**TASK TO CARRY OUT:** Pull every line holding the string "subtilis" from the records below.

=== MATERIAL FOR THIS TASK ===

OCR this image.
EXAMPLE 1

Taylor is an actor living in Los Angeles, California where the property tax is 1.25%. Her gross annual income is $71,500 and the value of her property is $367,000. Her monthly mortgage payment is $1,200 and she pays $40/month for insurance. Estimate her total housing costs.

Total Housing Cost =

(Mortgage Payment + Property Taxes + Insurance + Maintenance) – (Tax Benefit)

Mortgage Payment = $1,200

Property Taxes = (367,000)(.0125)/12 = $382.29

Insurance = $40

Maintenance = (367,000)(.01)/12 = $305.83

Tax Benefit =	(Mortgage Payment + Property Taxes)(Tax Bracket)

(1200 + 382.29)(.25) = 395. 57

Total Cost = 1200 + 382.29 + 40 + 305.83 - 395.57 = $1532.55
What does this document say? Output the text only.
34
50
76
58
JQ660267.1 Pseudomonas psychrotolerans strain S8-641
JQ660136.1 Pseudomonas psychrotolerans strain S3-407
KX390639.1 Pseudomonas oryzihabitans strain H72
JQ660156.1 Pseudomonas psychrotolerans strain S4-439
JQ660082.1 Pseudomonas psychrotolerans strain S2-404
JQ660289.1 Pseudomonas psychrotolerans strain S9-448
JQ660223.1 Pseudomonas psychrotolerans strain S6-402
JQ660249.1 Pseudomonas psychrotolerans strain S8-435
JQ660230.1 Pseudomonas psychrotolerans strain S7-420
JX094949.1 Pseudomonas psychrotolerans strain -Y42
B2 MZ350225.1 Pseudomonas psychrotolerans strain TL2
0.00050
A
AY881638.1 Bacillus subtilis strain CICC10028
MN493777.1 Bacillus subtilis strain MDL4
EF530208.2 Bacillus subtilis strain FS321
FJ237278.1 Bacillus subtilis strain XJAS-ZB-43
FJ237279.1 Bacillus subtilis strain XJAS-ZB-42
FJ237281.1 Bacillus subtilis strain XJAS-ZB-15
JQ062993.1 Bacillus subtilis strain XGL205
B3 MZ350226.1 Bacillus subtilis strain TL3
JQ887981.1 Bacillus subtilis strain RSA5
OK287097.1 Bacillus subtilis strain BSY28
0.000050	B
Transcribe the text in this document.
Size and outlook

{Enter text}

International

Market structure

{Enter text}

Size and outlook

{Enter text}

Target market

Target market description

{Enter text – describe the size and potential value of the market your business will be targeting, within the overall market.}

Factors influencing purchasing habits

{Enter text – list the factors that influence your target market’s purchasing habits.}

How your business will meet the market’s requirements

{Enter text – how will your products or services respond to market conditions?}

===

**SOLUTION FOR THIS EXERCISE:**
AY881638.1 Bacillus subtilis strain CICC10028
MN493777.1 Bacillus subtilis strain MDL4
EF530208.2 Bacillus subtilis strain FS321
FJ237278.1 Bacillus subtilis strain XJAS-ZB-43
FJ237279.1 Bacillus subtilis strain XJAS-ZB-42
FJ237281.1 Bacillus subtilis strain XJAS-ZB-15
JQ062993.1 Bacillus subtilis strain XGL205
B3 MZ350226.1 Bacillus subtilis strain TL3
JQ887981.1 Bacillus subtilis strain RSA5
OK287097.1 Bacillus subtilis strain BSY28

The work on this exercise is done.